- _DO THIS_
In the records below, find each line containing the word "طريق" and copy it.

- _DATA TO PROCESS_
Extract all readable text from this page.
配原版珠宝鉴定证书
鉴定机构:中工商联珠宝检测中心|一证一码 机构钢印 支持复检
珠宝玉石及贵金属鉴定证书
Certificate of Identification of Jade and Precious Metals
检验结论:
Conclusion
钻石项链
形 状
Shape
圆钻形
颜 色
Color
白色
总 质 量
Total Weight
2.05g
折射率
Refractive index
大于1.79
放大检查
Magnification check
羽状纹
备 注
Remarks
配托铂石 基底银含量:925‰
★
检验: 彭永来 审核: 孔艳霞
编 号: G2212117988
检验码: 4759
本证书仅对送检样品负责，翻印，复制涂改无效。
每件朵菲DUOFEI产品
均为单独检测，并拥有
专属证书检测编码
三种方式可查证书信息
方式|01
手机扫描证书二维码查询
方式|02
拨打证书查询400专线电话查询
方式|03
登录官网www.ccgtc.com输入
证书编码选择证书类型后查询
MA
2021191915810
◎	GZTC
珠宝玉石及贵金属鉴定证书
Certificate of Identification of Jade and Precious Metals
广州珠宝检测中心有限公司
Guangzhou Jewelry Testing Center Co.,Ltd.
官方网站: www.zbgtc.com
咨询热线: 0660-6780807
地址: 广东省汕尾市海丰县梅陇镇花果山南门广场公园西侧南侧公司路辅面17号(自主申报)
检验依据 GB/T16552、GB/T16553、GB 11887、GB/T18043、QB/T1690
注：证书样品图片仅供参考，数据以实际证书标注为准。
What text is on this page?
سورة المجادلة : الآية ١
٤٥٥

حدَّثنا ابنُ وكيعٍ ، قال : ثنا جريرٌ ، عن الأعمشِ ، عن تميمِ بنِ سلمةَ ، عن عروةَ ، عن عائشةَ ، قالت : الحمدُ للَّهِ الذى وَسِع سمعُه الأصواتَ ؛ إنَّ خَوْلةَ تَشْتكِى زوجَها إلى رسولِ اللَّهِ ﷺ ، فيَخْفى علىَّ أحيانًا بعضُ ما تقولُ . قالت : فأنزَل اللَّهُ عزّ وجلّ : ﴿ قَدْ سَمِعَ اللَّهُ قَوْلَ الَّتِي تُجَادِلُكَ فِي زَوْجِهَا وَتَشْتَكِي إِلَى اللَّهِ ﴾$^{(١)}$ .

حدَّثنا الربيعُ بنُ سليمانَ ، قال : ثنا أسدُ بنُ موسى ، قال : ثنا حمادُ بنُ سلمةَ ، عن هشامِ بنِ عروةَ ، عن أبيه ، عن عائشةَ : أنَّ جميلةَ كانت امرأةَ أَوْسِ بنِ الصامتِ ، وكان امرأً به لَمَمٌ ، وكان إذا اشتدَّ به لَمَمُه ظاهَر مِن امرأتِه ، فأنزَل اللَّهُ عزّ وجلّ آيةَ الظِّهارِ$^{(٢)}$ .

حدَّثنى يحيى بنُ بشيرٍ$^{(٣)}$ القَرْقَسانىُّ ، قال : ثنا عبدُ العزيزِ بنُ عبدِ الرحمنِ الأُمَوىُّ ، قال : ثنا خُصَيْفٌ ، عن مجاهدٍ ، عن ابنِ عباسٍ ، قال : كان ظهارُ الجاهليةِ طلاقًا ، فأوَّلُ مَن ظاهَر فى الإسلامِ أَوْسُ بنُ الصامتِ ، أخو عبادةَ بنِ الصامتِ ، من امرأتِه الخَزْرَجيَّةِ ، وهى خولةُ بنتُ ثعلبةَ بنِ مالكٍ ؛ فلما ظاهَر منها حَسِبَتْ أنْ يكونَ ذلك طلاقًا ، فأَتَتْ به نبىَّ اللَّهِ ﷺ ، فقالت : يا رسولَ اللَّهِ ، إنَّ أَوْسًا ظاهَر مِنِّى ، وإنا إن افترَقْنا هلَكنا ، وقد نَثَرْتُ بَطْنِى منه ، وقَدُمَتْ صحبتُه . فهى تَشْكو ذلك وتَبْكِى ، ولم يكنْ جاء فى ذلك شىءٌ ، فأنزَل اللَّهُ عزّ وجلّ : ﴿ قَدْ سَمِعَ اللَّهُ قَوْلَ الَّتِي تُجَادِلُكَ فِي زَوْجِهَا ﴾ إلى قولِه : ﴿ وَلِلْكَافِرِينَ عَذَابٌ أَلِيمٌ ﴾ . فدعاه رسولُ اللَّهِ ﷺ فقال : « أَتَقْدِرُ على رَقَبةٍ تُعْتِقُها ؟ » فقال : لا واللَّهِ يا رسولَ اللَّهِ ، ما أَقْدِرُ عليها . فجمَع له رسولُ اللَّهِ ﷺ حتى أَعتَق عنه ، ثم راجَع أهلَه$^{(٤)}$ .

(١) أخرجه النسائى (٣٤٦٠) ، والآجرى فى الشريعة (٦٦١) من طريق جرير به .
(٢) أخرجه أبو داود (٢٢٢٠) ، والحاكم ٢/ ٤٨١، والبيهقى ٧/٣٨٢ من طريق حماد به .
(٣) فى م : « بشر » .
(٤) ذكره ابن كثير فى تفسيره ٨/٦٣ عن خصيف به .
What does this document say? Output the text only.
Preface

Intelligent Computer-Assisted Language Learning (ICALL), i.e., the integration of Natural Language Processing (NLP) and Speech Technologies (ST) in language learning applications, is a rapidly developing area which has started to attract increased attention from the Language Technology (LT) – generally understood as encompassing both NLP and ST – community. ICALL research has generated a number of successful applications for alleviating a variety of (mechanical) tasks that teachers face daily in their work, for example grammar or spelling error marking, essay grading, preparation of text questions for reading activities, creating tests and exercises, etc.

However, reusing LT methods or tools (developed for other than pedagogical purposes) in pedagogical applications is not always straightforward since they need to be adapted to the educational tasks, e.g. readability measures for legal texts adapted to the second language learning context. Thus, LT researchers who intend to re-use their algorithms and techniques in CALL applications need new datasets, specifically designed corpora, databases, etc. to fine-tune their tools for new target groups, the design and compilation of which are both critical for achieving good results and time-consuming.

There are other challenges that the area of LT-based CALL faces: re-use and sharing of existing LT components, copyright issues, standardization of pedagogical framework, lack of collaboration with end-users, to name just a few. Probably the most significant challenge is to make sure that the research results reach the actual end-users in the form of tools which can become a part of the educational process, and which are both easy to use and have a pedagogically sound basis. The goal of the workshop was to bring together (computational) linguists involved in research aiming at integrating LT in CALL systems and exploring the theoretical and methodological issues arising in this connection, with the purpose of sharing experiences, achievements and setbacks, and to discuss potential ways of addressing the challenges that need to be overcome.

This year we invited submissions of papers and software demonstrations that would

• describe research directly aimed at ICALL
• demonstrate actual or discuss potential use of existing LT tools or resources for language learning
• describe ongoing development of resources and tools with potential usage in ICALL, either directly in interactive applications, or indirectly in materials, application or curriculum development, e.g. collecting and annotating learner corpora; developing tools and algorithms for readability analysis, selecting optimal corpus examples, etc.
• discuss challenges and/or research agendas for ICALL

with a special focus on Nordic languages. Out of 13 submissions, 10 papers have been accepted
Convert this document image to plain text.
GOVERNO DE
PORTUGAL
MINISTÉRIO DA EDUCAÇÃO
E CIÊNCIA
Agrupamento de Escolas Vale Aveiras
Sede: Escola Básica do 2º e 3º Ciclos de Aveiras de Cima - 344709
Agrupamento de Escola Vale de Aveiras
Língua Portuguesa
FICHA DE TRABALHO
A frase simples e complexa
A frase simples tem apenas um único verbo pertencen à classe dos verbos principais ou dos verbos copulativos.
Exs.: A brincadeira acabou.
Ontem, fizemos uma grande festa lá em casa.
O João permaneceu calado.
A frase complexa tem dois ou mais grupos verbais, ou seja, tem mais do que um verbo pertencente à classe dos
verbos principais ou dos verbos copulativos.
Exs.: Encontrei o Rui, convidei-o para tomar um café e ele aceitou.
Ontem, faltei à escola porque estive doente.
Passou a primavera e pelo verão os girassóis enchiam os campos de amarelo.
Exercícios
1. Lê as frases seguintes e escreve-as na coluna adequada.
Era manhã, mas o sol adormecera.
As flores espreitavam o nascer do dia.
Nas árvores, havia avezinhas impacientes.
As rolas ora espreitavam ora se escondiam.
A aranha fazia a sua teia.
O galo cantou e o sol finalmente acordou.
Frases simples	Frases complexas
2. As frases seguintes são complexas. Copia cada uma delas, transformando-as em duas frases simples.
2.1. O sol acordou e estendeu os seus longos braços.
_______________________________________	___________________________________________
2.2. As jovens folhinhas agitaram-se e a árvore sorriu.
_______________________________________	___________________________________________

- _EXERCISE RESULT_
(١) أخرجه النسائى (٣٤٦٠) ، والآجرى فى الشريعة (٦٦١) من طريق جرير به .
(٢) أخرجه أبو داود (٢٢٢٠) ، والحاكم ٢/ ٤٨١، والبيهقى ٧/٣٨٢ من طريق حماد به .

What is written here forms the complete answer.